[Element box records]

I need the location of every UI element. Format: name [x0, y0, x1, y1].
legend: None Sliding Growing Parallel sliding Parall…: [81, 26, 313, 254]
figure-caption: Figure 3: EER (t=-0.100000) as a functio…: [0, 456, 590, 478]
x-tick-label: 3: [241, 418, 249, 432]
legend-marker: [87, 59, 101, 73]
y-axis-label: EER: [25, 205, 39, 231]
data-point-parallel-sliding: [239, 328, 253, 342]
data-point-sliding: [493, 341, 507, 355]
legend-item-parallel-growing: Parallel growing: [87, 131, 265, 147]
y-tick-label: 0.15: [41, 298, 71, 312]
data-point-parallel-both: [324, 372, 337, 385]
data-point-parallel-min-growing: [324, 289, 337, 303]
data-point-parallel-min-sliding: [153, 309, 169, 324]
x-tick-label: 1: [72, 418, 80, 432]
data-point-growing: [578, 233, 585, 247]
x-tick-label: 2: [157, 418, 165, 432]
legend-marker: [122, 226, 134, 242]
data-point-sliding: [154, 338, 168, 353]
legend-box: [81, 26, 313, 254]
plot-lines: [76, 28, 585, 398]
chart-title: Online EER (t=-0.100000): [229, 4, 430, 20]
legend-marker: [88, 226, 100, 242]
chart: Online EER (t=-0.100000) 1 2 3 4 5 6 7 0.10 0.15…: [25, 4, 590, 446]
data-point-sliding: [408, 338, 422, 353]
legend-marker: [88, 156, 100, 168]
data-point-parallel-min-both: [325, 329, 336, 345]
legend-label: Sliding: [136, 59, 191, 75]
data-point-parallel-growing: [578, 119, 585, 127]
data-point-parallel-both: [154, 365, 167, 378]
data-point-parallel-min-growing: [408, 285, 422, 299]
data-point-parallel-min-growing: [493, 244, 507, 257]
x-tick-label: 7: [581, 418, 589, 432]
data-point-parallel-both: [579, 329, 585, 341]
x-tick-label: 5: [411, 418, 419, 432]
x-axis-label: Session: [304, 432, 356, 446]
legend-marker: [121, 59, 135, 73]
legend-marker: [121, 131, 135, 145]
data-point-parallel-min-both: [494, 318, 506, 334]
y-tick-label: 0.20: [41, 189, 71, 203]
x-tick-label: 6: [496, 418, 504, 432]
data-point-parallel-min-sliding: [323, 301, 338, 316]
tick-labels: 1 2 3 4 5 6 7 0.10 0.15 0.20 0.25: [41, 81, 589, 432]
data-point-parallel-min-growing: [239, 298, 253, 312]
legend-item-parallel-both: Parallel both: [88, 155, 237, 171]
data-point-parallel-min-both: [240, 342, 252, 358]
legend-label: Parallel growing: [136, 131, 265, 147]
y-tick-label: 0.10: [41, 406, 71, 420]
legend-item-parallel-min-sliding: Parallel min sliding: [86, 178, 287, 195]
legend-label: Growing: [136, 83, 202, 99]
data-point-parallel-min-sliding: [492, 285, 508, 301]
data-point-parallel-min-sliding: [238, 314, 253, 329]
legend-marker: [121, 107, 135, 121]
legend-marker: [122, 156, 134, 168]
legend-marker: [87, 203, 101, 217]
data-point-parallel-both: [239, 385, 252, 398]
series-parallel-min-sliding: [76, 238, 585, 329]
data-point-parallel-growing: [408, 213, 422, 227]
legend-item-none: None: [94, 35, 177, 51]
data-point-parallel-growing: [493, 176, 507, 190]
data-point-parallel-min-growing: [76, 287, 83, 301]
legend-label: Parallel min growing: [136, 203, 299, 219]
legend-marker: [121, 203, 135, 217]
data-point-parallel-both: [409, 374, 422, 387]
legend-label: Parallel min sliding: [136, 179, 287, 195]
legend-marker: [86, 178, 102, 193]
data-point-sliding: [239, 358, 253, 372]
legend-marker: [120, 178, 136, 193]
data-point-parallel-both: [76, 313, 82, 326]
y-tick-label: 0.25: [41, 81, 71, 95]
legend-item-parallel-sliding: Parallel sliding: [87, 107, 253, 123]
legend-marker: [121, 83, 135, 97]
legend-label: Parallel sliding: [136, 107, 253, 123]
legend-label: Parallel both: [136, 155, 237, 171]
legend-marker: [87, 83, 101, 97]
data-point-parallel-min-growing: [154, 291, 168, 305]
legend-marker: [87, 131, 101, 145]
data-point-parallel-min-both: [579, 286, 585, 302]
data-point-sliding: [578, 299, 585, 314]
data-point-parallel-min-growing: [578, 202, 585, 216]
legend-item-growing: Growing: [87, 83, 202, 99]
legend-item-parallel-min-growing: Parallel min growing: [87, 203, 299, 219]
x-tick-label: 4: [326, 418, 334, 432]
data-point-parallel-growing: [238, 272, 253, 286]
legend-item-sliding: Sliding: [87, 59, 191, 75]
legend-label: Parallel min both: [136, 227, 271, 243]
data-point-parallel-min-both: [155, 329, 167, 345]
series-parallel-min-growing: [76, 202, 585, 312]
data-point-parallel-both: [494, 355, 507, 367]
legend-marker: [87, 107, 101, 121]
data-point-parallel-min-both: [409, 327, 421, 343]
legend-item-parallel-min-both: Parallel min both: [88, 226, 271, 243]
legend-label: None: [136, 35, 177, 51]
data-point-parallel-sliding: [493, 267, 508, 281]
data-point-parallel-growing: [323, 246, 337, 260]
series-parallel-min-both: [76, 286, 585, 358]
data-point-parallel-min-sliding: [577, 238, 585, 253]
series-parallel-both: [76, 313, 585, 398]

_Your objective:_ Render every row above as a JSON array of strings, one string per line, with blank lines omitted.

_Exercise solution:_
[
  "I need the location of every UI element. Format: name [x0, y0, x1, y1].",
  "legend: None Sliding Growing Parallel sliding Parall…: [81, 26, 313, 254]",
  "figure-caption: Figure 3: EER (t=-0.100000) as a functio…: [0, 456, 590, 478]",
  "x-tick-label: 3: [241, 418, 249, 432]",
  "legend-marker: [87, 59, 101, 73]",
  "y-axis-label: EER: [25, 205, 39, 231]",
  "data-point-parallel-sliding: [239, 328, 253, 342]",
  "data-point-sliding: [493, 341, 507, 355]",
  "legend-item-parallel-growing: Parallel growing: [87, 131, 265, 147]",
  "y-tick-label: 0.15: [41, 298, 71, 312]",
  "data-point-parallel-both: [324, 372, 337, 385]",
  "data-point-parallel-min-growing: [324, 289, 337, 303]",
  "data-point-parallel-min-sliding: [153, 309, 169, 324]",
  "x-tick-label: 1: [72, 418, 80, 432]",
  "data-point-growing: [578, 233, 585, 247]",
  "x-tick-label: 2: [157, 418, 165, 432]",
  "legend-marker: [122, 226, 134, 242]",
  "data-point-sliding: [154, 338, 168, 353]",
  "legend-box: [81, 26, 313, 254]",
  "plot-lines: [76, 28, 585, 398]",
  "chart-title: Online EER (t=-0.100000): [229, 4, 430, 20]",
  "legend-marker: [88, 226, 100, 242]",
  "chart: Online EER (t=-0.100000) 1 2 3 4 5 6 7 0.10 0.15…: [25, 4, 590, 446]",
  "data-point-sliding: [408, 338, 422, 353]",
  "legend-marker: [88, 156, 100, 168]",
  "data-point-parallel-min-both: [325, 329, 336, 345]",
  "legend-label: Sliding: [136, 59, 191, 75]",
  "data-point-parallel-growing: [578, 119, 585, 127]",
  "data-point-parallel-both: [154, 365, 167, 378]",
  "data-point-parallel-min-growing: [408, 285, 422, 299]",
  "data-point-parallel-min-growing: [493, 244, 507, 257]",
  "x-tick-label: 7: [581, 418, 589, 432]",
  "data-point-parallel-both: [579, 329, 585, 341]",
  "x-tick-label: 5: [411, 418, 419, 432]",
  "x-axis-label: Session: [304, 432, 356, 446]",
  "legend-marker: [121, 59, 135, 73]",
  "legend-marker: [121, 131, 135, 145]",
  "data-point-parallel-min-both: [494, 318, 506, 334]",
  "y-tick-label: 0.20: [41, 189, 71, 203]",
  "x-tick-label: 6: [496, 418, 504, 432]",
  "data-point-parallel-min-sliding: [323, 301, 338, 316]",
  "tick-labels: 1 2 3 4 5 6 7 0.10 0.15 0.20 0.25: [41, 81, 589, 432]",
  "data-point-parallel-min-growing: [239, 298, 253, 312]",
  "legend-item-parallel-both: Parallel both: [88, 155, 237, 171]",
  "data-point-parallel-min-both: [240, 342, 252, 358]",
  "legend-label: Parallel growing: [136, 131, 265, 147]",
  "y-tick-label: 0.10: [41, 406, 71, 420]",
  "legend-item-parallel-min-sliding: Parallel min sliding: [86, 178, 287, 195]",
  "legend-label: Growing: [136, 83, 202, 99]",
  "data-point-parallel-min-sliding: [492, 285, 508, 301]",
  "data-point-parallel-min-sliding: [238, 314, 253, 329]",
  "legend-marker: [121, 107, 135, 121]",
  "legend-marker: [122, 156, 134, 168]",
  "legend-marker: [87, 203, 101, 217]",
  "data-point-parallel-both: [239, 385, 252, 398]",
  "series-parallel-min-sliding: [76, 238, 585, 329]",
  "data-point-parallel-growing: [408, 213, 422, 227]",
  "legend-item-none: None: [94, 35, 177, 51]",
  "data-point-parallel-growing: [493, 176, 507, 190]",
  "data-point-parallel-min-growing: [76, 287, 83, 301]",
  "legend-label: Parallel min growing: [136, 203, 299, 219]",
  "legend-marker: [121, 203, 135, 217]",
  "data-point-parallel-both: [409, 374, 422, 387]",
  "legend-label: Parallel min sliding: [136, 179, 287, 195]",
  "legend-marker: [86, 178, 102, 193]",
  "data-point-sliding: [239, 358, 253, 372]",
  "legend-marker: [120, 178, 136, 193]",
  "data-point-parallel-both: [76, 313, 82, 326]",
  "y-tick-label: 0.25: [41, 81, 71, 95]",
  "legend-item-parallel-sliding: Parallel sliding: [87, 107, 253, 123]",
  "legend-marker: [121, 83, 135, 97]",
  "legend-label: Parallel sliding: [136, 107, 253, 123]",
  "legend-label: Parallel both: [136, 155, 237, 171]",
  "legend-marker: [87, 83, 101, 97]",
  "data-point-parallel-min-growing: [154, 291, 168, 305]",
  "legend-marker: [87, 131, 101, 145]",
  "data-point-parallel-min-both: [579, 286, 585, 302]",
  "data-point-sliding: [578, 299, 585, 314]",
  "data-point-parallel-min-growing: [578, 202, 585, 216]",
  "legend-item-growing: Growing: [87, 83, 202, 99]",
  "legend-item-parallel-min-growing: Parallel min growing: [87, 203, 299, 219]",
  "x-tick-label: 4: [326, 418, 334, 432]",
  "data-point-parallel-growing: [238, 272, 253, 286]",
  "legend-item-sliding: Sliding: [87, 59, 191, 75]",
  "legend-label: Parallel min both: [136, 227, 271, 243]",
  "data-point-parallel-min-both: [155, 329, 167, 345]",
  "series-parallel-min-growing: [76, 202, 585, 312]",
  "data-point-parallel-both: [494, 355, 507, 367]",
  "legend-marker: [87, 107, 101, 121]",
  "data-point-parallel-min-both: [409, 327, 421, 343]",
  "legend-item-parallel-min-both: Parallel min both: [88, 226, 271, 243]",
  "legend-label: None: [136, 35, 177, 51]",
  "data-point-parallel-sliding: [493, 267, 508, 281]",
  "data-point-parallel-growing: [323, 246, 337, 260]",
  "series-parallel-min-both: [76, 286, 585, 358]",
  "data-point-parallel-min-sliding: [577, 238, 585, 253]",
  "series-parallel-both: [76, 313, 585, 398]"
]